## REQUIREMENT
Extract from the listing each line in which the word "JSON" appears.
begin DATA SECTION
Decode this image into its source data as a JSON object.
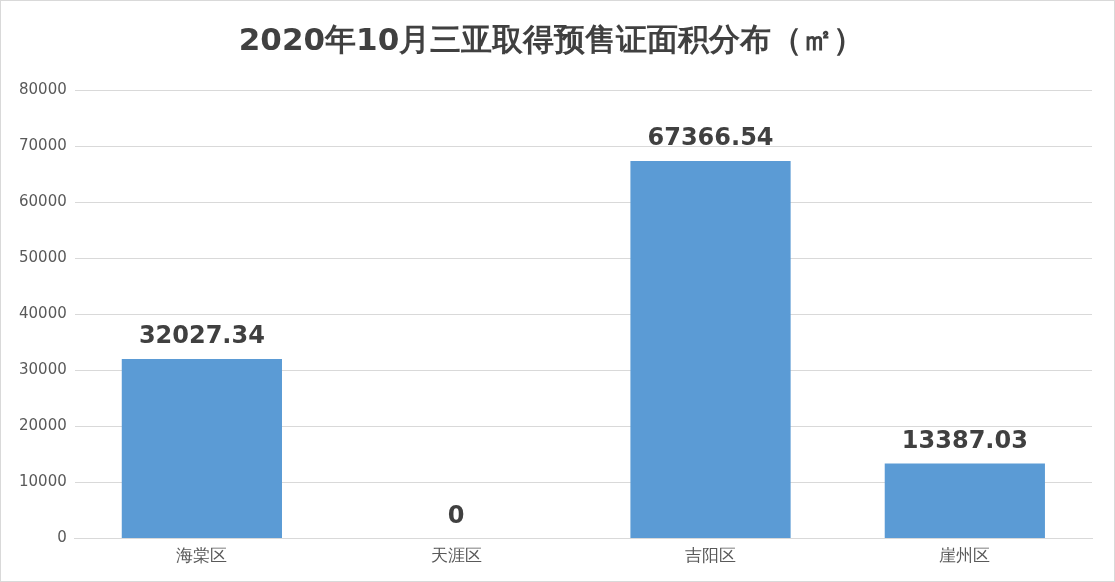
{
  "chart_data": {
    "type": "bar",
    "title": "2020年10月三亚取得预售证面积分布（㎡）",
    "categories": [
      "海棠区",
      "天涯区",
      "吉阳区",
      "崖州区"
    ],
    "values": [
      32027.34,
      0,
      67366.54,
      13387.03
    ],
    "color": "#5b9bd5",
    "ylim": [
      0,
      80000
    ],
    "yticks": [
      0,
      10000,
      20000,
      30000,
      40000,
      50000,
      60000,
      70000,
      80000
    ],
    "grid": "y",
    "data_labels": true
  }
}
end DATA SECTION
begin DATA SECTION
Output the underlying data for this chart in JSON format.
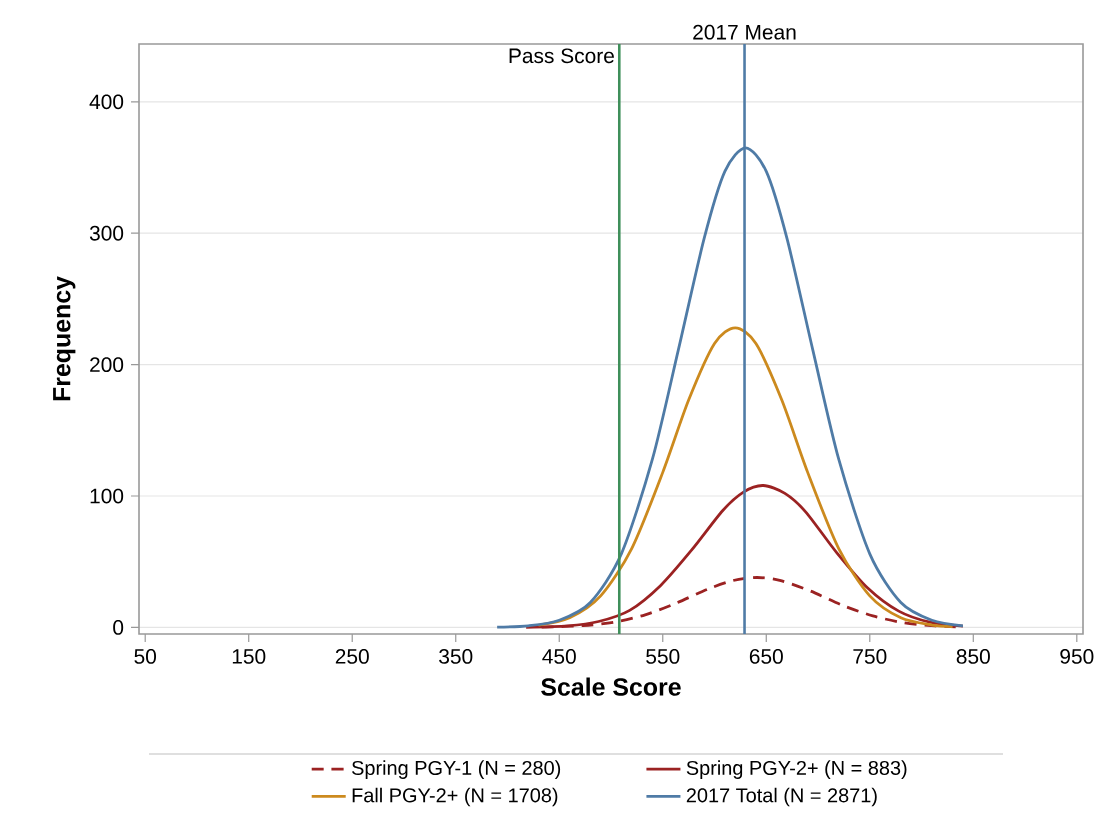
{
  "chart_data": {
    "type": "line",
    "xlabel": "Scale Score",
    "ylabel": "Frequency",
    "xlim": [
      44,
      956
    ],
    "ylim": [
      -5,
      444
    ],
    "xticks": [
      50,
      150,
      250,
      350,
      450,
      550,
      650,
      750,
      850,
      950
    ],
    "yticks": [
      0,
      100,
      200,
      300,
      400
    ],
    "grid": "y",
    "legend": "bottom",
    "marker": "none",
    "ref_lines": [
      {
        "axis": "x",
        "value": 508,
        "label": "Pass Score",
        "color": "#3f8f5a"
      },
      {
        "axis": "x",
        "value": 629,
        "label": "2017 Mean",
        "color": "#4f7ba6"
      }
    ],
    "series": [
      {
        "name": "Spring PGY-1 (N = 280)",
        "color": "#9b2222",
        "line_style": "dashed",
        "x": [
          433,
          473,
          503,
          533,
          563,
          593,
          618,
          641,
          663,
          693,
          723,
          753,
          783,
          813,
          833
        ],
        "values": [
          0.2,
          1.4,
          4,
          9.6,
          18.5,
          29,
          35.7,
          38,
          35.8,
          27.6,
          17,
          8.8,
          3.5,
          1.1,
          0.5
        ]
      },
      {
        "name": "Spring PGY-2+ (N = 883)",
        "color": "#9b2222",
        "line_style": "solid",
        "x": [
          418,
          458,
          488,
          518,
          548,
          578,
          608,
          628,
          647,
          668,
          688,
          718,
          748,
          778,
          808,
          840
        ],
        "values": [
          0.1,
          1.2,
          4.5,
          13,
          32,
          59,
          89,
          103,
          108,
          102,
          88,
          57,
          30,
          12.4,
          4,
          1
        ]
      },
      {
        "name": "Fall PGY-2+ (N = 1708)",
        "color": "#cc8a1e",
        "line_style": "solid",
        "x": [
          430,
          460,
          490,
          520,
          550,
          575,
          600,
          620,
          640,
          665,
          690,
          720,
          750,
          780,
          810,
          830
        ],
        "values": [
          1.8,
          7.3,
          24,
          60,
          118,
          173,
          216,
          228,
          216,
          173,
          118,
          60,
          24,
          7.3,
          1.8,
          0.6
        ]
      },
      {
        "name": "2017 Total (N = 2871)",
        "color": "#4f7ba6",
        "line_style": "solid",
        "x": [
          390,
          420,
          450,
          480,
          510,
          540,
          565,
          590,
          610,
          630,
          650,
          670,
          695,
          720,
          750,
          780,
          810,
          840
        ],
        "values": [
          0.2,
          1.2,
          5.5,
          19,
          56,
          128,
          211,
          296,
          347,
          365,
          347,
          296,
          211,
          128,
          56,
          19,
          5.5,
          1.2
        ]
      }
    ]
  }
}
end DATA SECTION
## RESULT OF THIS TASK
Decode this image into its source data as a JSON object.
Output the underlying data for this chart in JSON format.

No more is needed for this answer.